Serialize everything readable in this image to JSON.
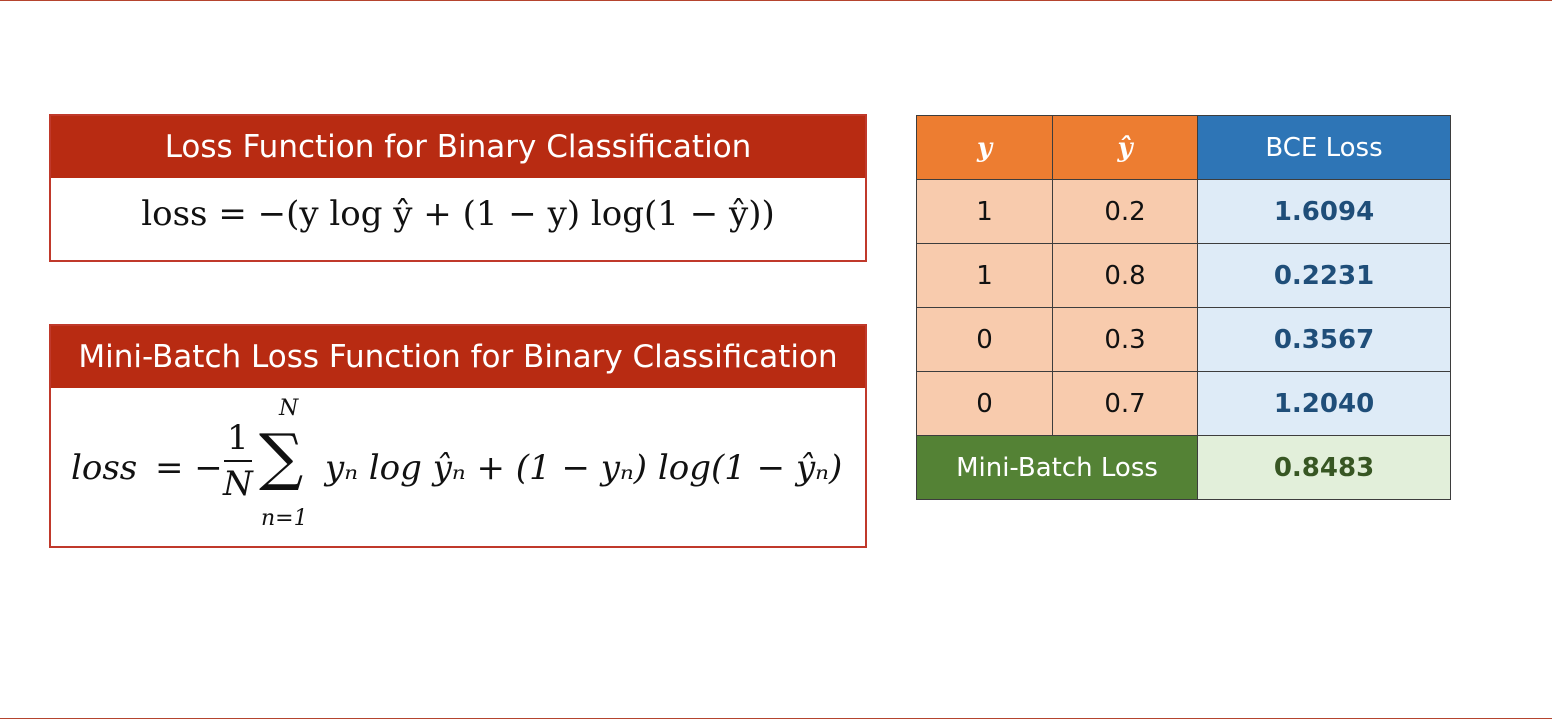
{
  "box1": {
    "title": "Loss Function for Binary Classification",
    "formula": "loss = −(y log ŷ + (1 − y) log(1 − ŷ))"
  },
  "box2": {
    "title": "Mini-Batch Loss Function for Binary Classification",
    "formula": {
      "lhs": "loss",
      "eq": "= −",
      "num": "1",
      "den": "N",
      "sum": "∑",
      "upper": "N",
      "lower": "n=1",
      "rhs": "yₙ log ŷₙ + (1 − yₙ) log(1 − ŷₙ)"
    }
  },
  "table": {
    "headers": [
      "y",
      "ŷ",
      "BCE Loss"
    ],
    "rows": [
      [
        "1",
        "0.2",
        "1.6094"
      ],
      [
        "1",
        "0.8",
        "0.2231"
      ],
      [
        "0",
        "0.3",
        "0.3567"
      ],
      [
        "0",
        "0.7",
        "1.2040"
      ]
    ],
    "footer_label": "Mini-Batch Loss",
    "footer_value": "0.8483"
  },
  "colors": {
    "title_bar": "#b82b12",
    "header_orange": "#ed7d31",
    "header_blue": "#2e75b6",
    "cell_orange": "#f8cbad",
    "cell_blue": "#deebf7",
    "footer_green": "#548235",
    "footer_light_green": "#e2efda"
  }
}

+++

**WHAT IS ASKED**
Exclude the pictures. Write out the remaining data exactly.

**SOLUTION TO THIS PROBLEM**
Serialize everything readable in this image to JSON.
{
  "box1": {
    "title": "Loss Function for Binary Classification",
    "formula": "loss = −(y log ŷ + (1 − y) log(1 − ŷ))"
  },
  "box2": {
    "title": "Mini-Batch Loss Function for Binary Classification",
    "formula": {
      "lhs": "loss",
      "eq": "= −",
      "num": "1",
      "den": "N",
      "sum": "∑",
      "upper": "N",
      "lower": "n=1",
      "rhs": "yₙ log ŷₙ + (1 − yₙ) log(1 − ŷₙ)"
    }
  },
  "table": {
    "headers": [
      "y",
      "ŷ",
      "BCE Loss"
    ],
    "rows": [
      [
        "1",
        "0.2",
        "1.6094"
      ],
      [
        "1",
        "0.8",
        "0.2231"
      ],
      [
        "0",
        "0.3",
        "0.3567"
      ],
      [
        "0",
        "0.7",
        "1.2040"
      ]
    ],
    "footer_label": "Mini-Batch Loss",
    "footer_value": "0.8483"
  },
  "colors": {
    "title_bar": "#b82b12",
    "header_orange": "#ed7d31",
    "header_blue": "#2e75b6",
    "cell_orange": "#f8cbad",
    "cell_blue": "#deebf7",
    "footer_green": "#548235",
    "footer_light_green": "#e2efda"
  }
}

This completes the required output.